* _Task statement_
Identify the lines that contain the word "document", then copy them.

— Start of Data for the task —

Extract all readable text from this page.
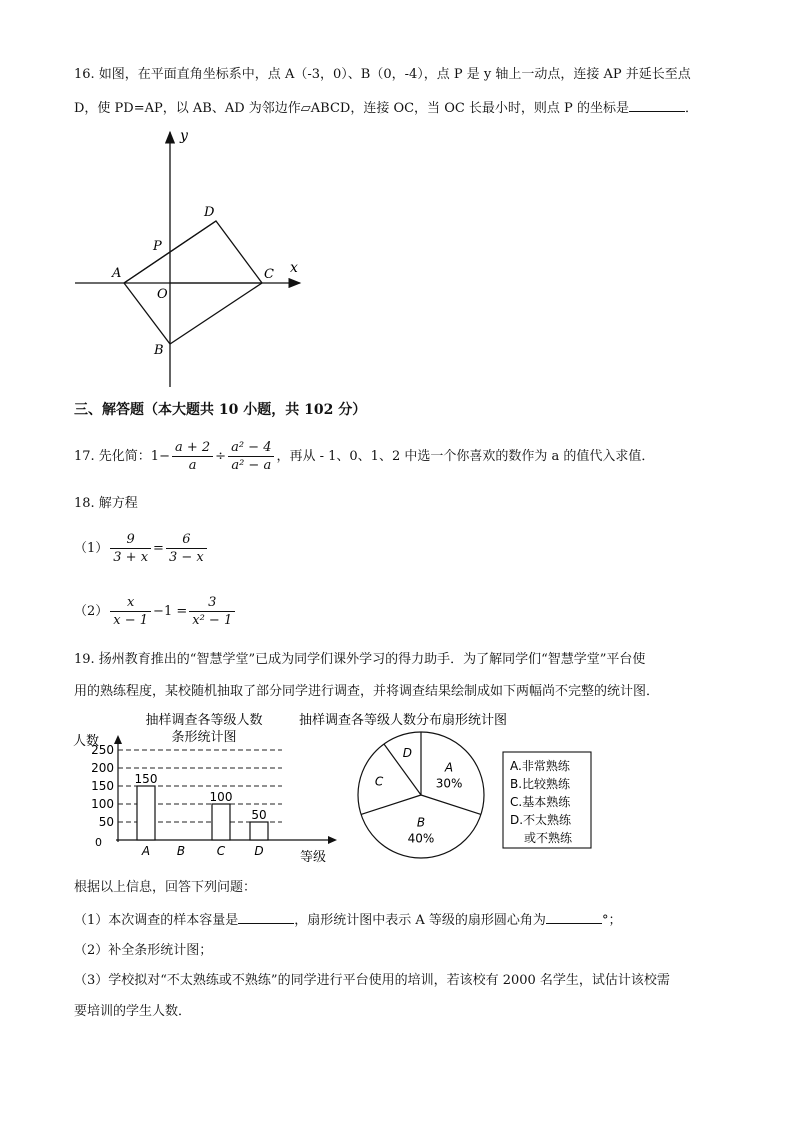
16. 如图，在平面直角坐标系中，点 A（-3，0）、B（0，-4），点 P 是 y 轴上一动点，连接 AP 并延长至点
D，使 PD=AP，以 AB、AD 为邻边作▱ABCD，连接 OC，当 OC 长最小时，则点 P 的坐标是	．
y
x
A
B
C
D
O
P
三、解答题（本大题共 10 小题，共 102 分）
17. 先化简：$1- \frac{a + 2}{a} \div \frac{\text{a² − 4}}{\text{a² − a}}$ ，再从 - 1、0、1、2 中选一个你喜欢的数作为 a 的值代入求值．
18. 解方程
$(1) \frac{9}{3 + x} = \frac{6}{3 - x}$
$(2) \frac{x}{x - 1} -1 = \frac{3}{\text{x² − 1}}$
19. 扬州教育推出的“智慧学堂”已成为同学们课外学习的得力助手．为了解同学们“智慧学堂”平台使
用的熟练程度，某校随机抽取了部分同学进行调查，并将调查结果绘制成如下两幅尚不完整的统计图．
抽样调查各等级人数
条形统计图
人数
等级
0
50
100
150
200
250
A
150
B	C
100
D
50
抽样调查各等级人数分布扇形统计图
A
30%
B
40%
C
D
A.非常熟练
B.比较熟练
C.基本熟练
D.不太熟练
或不熟练
根据以上信息，回答下列问题：
（1）本次调查的样本容量是	，扇形统计图中表示 A 等级的扇形圆心角为	°；
（2）补全条形统计图；
（3）学校拟对“不太熟练或不熟练”的同学进行平台使用的培训，若该校有 2000 名学生，试估计该校需
要培训的学生人数．
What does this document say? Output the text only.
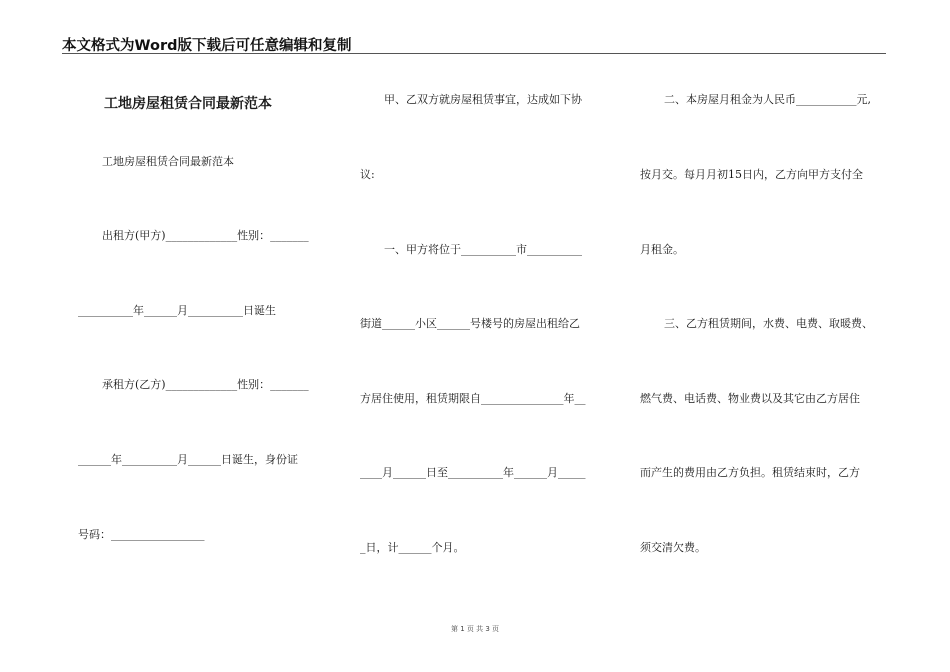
本文格式为Word版下载后可任意编辑和复制
工地房屋租赁合同最新范本
工地房屋租赁合同最新范本
出租方(甲方)_____________性别：_______
__________年______月__________日诞生
承租方(乙方)_____________性别：_______
______年__________月______日诞生，身份证
号码：_________________
甲、乙双方就房屋租赁事宜，达成如下协
议:
一、甲方将位于__________市__________
街道______小区______号楼号的房屋出租给乙
方居住使用，租赁期限自_______________年__
____月______日至__________年______月_____
_日，计______个月。
二、本房屋月租金为人民币___________元,
按月交。每月月初15日内，乙方向甲方支付全
月租金。
三、乙方租赁期间，水费、电费、取暖费、
燃气费、电话费、物业费以及其它由乙方居住
而产生的费用由乙方负担。租赁结束时，乙方
须交清欠费。
第 1 页 共 3 页
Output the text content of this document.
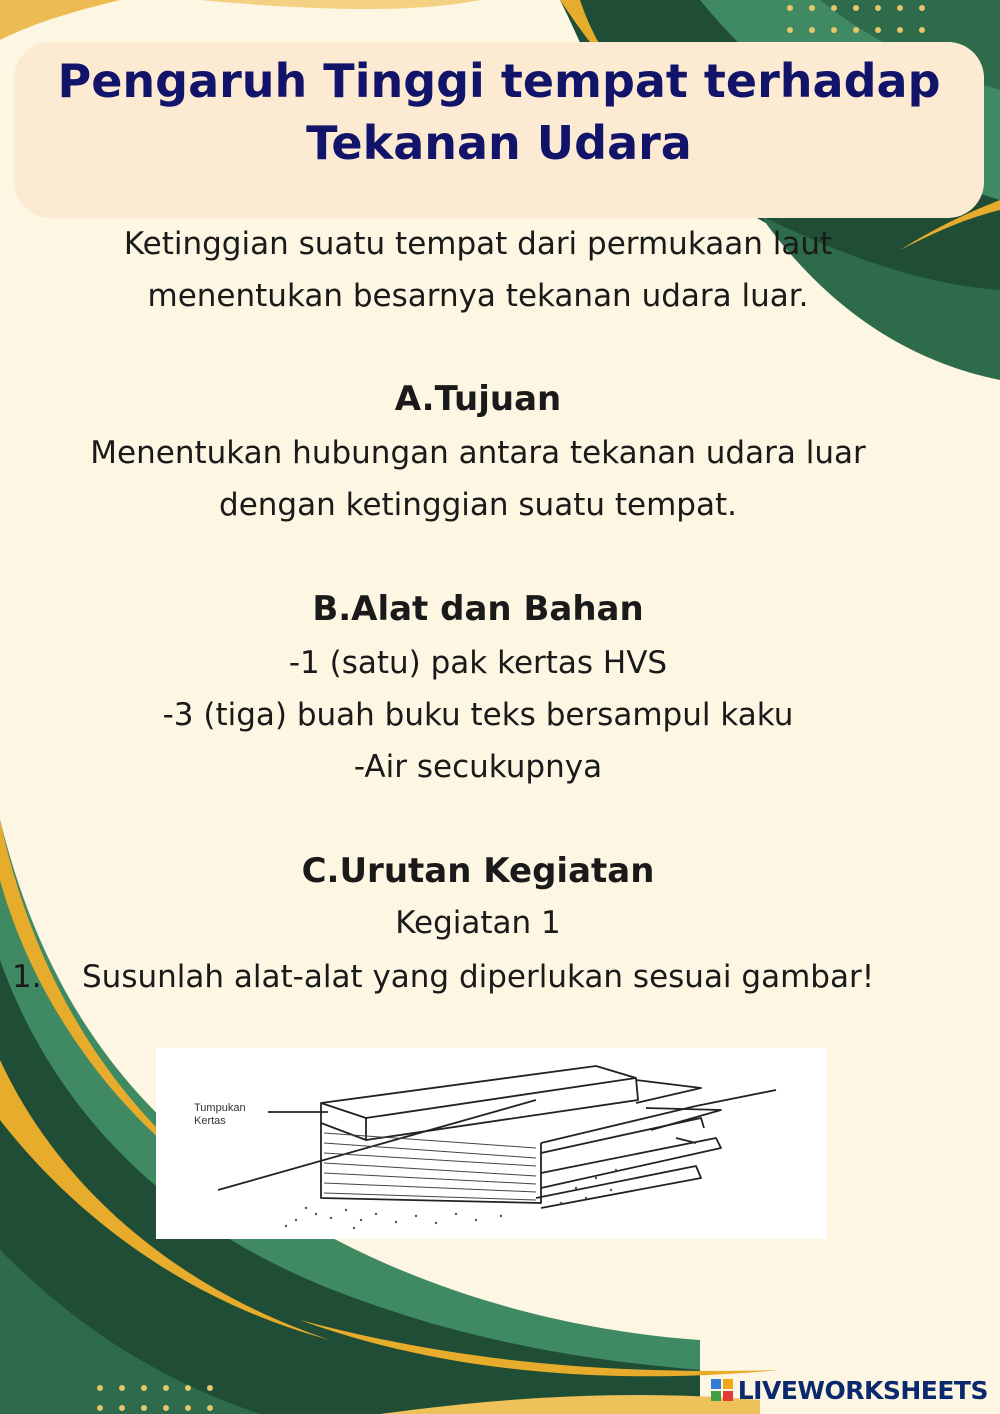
Pengaruh Tinggi tempat terhadap Tekanan Udara

Ketinggian suatu tempat dari permukaan laut

menentukan besarnya tekanan udara luar.

A.Tujuan

Menentukan hubungan antara tekanan udara luar

dengan ketinggian suatu tempat.

B.Alat dan Bahan

-1 (satu) pak kertas HVS

-3 (tiga) buah buku teks bersampul kaku

-Air secukupnya

C.Urutan Kegiatan

Kegiatan 1

1. Susunlah alat-alat yang diperlukan sesuai gambar!

Tumpukan
Kertas
LIVEWORKSHEETS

— End of Data for the task —

* _Answer to the exercise_
What does this document say? Output the text only.
Output the text content of this document.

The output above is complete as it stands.